**Exercise task**: Could you print every line of the listing below, changing nothing?

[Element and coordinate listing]

□ □ □ □ □ □ □

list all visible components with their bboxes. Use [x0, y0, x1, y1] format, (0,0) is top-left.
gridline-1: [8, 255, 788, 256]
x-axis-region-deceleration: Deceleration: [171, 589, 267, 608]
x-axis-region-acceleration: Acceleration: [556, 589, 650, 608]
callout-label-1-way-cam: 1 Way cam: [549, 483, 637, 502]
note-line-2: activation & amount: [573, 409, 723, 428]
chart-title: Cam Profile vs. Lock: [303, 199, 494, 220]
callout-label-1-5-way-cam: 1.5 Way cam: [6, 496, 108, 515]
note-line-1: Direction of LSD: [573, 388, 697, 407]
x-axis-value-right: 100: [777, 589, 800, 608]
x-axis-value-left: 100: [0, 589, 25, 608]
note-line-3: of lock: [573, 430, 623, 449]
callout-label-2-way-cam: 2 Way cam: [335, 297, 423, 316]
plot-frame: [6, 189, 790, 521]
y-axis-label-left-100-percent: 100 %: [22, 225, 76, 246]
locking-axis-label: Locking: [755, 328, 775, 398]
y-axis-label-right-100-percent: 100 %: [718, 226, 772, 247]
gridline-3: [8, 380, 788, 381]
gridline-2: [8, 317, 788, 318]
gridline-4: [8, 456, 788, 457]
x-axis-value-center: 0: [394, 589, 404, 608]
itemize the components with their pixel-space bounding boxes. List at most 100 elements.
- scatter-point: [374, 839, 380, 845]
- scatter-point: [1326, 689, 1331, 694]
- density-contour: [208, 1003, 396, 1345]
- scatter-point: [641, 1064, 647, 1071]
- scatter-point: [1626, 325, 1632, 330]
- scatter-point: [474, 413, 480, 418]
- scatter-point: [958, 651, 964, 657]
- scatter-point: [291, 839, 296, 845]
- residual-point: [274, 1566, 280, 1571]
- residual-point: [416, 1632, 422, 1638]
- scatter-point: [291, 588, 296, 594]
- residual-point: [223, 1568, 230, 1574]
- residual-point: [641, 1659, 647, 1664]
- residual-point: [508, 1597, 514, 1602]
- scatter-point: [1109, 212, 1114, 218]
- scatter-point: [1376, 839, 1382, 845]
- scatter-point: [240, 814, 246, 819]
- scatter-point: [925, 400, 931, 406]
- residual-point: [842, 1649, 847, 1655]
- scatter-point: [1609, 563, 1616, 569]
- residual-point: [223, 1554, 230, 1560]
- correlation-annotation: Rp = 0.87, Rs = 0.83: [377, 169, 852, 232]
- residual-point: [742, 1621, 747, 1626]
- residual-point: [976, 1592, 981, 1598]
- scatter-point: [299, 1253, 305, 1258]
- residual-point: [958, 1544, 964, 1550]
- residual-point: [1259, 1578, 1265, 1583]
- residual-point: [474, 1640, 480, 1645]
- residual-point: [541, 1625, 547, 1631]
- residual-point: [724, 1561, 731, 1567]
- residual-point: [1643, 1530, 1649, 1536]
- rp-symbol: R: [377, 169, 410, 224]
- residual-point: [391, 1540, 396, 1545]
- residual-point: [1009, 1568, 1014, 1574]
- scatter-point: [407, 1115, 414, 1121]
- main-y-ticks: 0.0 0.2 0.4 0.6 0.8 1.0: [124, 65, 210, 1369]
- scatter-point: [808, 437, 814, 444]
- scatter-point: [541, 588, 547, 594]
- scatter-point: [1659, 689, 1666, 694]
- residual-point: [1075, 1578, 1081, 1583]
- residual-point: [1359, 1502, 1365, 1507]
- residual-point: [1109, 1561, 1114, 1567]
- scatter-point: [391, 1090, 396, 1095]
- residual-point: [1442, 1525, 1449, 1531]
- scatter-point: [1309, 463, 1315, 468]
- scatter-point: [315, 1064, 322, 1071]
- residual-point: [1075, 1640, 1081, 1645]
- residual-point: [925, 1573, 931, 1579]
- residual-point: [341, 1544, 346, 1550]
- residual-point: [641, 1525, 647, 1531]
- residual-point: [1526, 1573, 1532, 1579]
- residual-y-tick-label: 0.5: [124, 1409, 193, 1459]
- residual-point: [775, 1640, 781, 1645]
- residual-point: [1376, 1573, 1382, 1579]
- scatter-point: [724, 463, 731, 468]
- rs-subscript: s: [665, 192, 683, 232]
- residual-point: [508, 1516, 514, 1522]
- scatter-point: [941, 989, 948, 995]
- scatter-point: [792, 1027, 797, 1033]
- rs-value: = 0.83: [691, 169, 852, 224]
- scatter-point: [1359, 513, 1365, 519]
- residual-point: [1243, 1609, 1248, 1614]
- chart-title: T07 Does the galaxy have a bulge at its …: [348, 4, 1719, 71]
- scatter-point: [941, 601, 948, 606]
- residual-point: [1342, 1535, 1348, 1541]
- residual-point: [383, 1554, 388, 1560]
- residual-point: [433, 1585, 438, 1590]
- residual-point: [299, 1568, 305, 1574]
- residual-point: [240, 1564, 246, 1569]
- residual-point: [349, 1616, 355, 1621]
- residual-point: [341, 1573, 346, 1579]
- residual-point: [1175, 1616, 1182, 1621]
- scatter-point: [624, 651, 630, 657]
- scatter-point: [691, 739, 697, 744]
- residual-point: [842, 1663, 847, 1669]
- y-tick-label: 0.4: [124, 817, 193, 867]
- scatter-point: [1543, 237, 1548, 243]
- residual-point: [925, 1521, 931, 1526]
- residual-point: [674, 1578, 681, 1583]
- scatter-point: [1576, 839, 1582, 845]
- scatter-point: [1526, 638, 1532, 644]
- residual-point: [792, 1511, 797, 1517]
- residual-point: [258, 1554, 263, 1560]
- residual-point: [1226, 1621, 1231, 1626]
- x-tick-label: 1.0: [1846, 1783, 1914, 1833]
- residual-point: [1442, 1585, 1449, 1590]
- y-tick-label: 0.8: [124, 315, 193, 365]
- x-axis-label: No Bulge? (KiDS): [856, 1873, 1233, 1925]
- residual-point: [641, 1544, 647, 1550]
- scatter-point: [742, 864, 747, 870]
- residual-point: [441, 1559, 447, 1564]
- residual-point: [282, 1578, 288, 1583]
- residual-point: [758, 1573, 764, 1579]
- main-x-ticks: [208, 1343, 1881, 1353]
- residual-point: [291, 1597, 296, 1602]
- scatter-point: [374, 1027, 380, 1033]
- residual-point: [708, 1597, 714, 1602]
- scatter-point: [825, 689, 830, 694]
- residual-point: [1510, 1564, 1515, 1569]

□ □ □ □ □ □ □

**Response to the exercise**:
list all visible components with their bboxes. Use [x0, y0, x1, y1] format, (0,0) is top-left.
gridline-1: [8, 255, 788, 256]
x-axis-region-deceleration: Deceleration: [171, 589, 267, 608]
x-axis-region-acceleration: Acceleration: [556, 589, 650, 608]
callout-label-1-way-cam: 1 Way cam: [549, 483, 637, 502]
note-line-2: activation & amount: [573, 409, 723, 428]
chart-title: Cam Profile vs. Lock: [303, 199, 494, 220]
callout-label-1-5-way-cam: 1.5 Way cam: [6, 496, 108, 515]
note-line-1: Direction of LSD: [573, 388, 697, 407]
x-axis-value-right: 100: [777, 589, 800, 608]
x-axis-value-left: 100: [0, 589, 25, 608]
note-line-3: of lock: [573, 430, 623, 449]
callout-label-2-way-cam: 2 Way cam: [335, 297, 423, 316]
plot-frame: [6, 189, 790, 521]
y-axis-label-left-100-percent: 100 %: [22, 225, 76, 246]
locking-axis-label: Locking: [755, 328, 775, 398]
y-axis-label-right-100-percent: 100 %: [718, 226, 772, 247]
gridline-3: [8, 380, 788, 381]
gridline-2: [8, 317, 788, 318]
gridline-4: [8, 456, 788, 457]
x-axis-value-center: 0: [394, 589, 404, 608]
itemize the components with their pixel-space bounding boxes. List at most 100 elements.
- scatter-point: [374, 839, 380, 845]
- scatter-point: [1326, 689, 1331, 694]
- density-contour: [208, 1003, 396, 1345]
- scatter-point: [641, 1064, 647, 1071]
- scatter-point: [1626, 325, 1632, 330]
- scatter-point: [474, 413, 480, 418]
- scatter-point: [958, 651, 964, 657]
- scatter-point: [291, 839, 296, 845]
- residual-point: [274, 1566, 280, 1571]
- residual-point: [416, 1632, 422, 1638]
- scatter-point: [291, 588, 296, 594]
- residual-point: [223, 1568, 230, 1574]
- residual-point: [641, 1659, 647, 1664]
- residual-point: [508, 1597, 514, 1602]
- scatter-point: [1109, 212, 1114, 218]
- scatter-point: [1376, 839, 1382, 845]
- scatter-point: [240, 814, 246, 819]
- scatter-point: [925, 400, 931, 406]
- residual-point: [842, 1649, 847, 1655]
- scatter-point: [1609, 563, 1616, 569]
- residual-point: [223, 1554, 230, 1560]
- correlation-annotation: Rp = 0.87, Rs = 0.83: [377, 169, 852, 232]
- residual-point: [742, 1621, 747, 1626]
- residual-point: [976, 1592, 981, 1598]
- scatter-point: [299, 1253, 305, 1258]
- residual-point: [958, 1544, 964, 1550]
- residual-point: [1259, 1578, 1265, 1583]
- residual-point: [474, 1640, 480, 1645]
- residual-point: [541, 1625, 547, 1631]
- residual-point: [724, 1561, 731, 1567]
- residual-point: [1643, 1530, 1649, 1536]
- rp-symbol: R: [377, 169, 410, 224]
- residual-point: [391, 1540, 396, 1545]
- residual-point: [1009, 1568, 1014, 1574]
- scatter-point: [407, 1115, 414, 1121]
- main-y-ticks: 0.0 0.2 0.4 0.6 0.8 1.0: [124, 65, 210, 1369]
- scatter-point: [808, 437, 814, 444]
- scatter-point: [541, 588, 547, 594]
- scatter-point: [1659, 689, 1666, 694]
- residual-point: [1075, 1578, 1081, 1583]
- residual-point: [1359, 1502, 1365, 1507]
- residual-point: [1109, 1561, 1114, 1567]
- scatter-point: [391, 1090, 396, 1095]
- residual-point: [1442, 1525, 1449, 1531]
- scatter-point: [1309, 463, 1315, 468]
- scatter-point: [315, 1064, 322, 1071]
- residual-point: [1075, 1640, 1081, 1645]
- residual-point: [925, 1573, 931, 1579]
- residual-point: [341, 1544, 346, 1550]
- residual-point: [641, 1525, 647, 1531]
- residual-point: [1526, 1573, 1532, 1579]
- residual-y-tick-label: 0.5: [124, 1409, 193, 1459]
- residual-point: [775, 1640, 781, 1645]
- residual-point: [1376, 1573, 1382, 1579]
- scatter-point: [724, 463, 731, 468]
- rs-subscript: s: [665, 192, 683, 232]
- residual-point: [508, 1516, 514, 1522]
- scatter-point: [941, 989, 948, 995]
- scatter-point: [792, 1027, 797, 1033]
- rs-value: = 0.83: [691, 169, 852, 224]
- scatter-point: [1359, 513, 1365, 519]
- residual-point: [1243, 1609, 1248, 1614]
- chart-title: T07 Does the galaxy have a bulge at its …: [348, 4, 1719, 71]
- scatter-point: [941, 601, 948, 606]
- residual-point: [1342, 1535, 1348, 1541]
- residual-point: [383, 1554, 388, 1560]
- residual-point: [433, 1585, 438, 1590]
- residual-point: [299, 1568, 305, 1574]
- residual-point: [240, 1564, 246, 1569]
- residual-point: [349, 1616, 355, 1621]
- residual-point: [341, 1573, 346, 1579]
- residual-point: [1175, 1616, 1182, 1621]
- scatter-point: [624, 651, 630, 657]
- scatter-point: [691, 739, 697, 744]
- residual-point: [842, 1663, 847, 1669]
- y-tick-label: 0.4: [124, 817, 193, 867]
- scatter-point: [1543, 237, 1548, 243]
- residual-point: [925, 1521, 931, 1526]
- residual-point: [674, 1578, 681, 1583]
- scatter-point: [1576, 839, 1582, 845]
- scatter-point: [1526, 638, 1532, 644]
- residual-point: [792, 1511, 797, 1517]
- residual-point: [258, 1554, 263, 1560]
- residual-point: [1226, 1621, 1231, 1626]
- x-tick-label: 1.0: [1846, 1783, 1914, 1833]
- residual-point: [1442, 1585, 1449, 1590]
- y-tick-label: 0.8: [124, 315, 193, 365]
- x-axis-label: No Bulge? (KiDS): [856, 1873, 1233, 1925]
- residual-point: [641, 1544, 647, 1550]
- scatter-point: [742, 864, 747, 870]
- residual-point: [441, 1559, 447, 1564]
- residual-point: [282, 1578, 288, 1583]
- residual-point: [758, 1573, 764, 1579]
- main-x-ticks: [208, 1343, 1881, 1353]
- residual-point: [291, 1597, 296, 1602]
- scatter-point: [374, 1027, 380, 1033]
- residual-point: [708, 1597, 714, 1602]
- scatter-point: [825, 689, 830, 694]
- residual-point: [1510, 1564, 1515, 1569]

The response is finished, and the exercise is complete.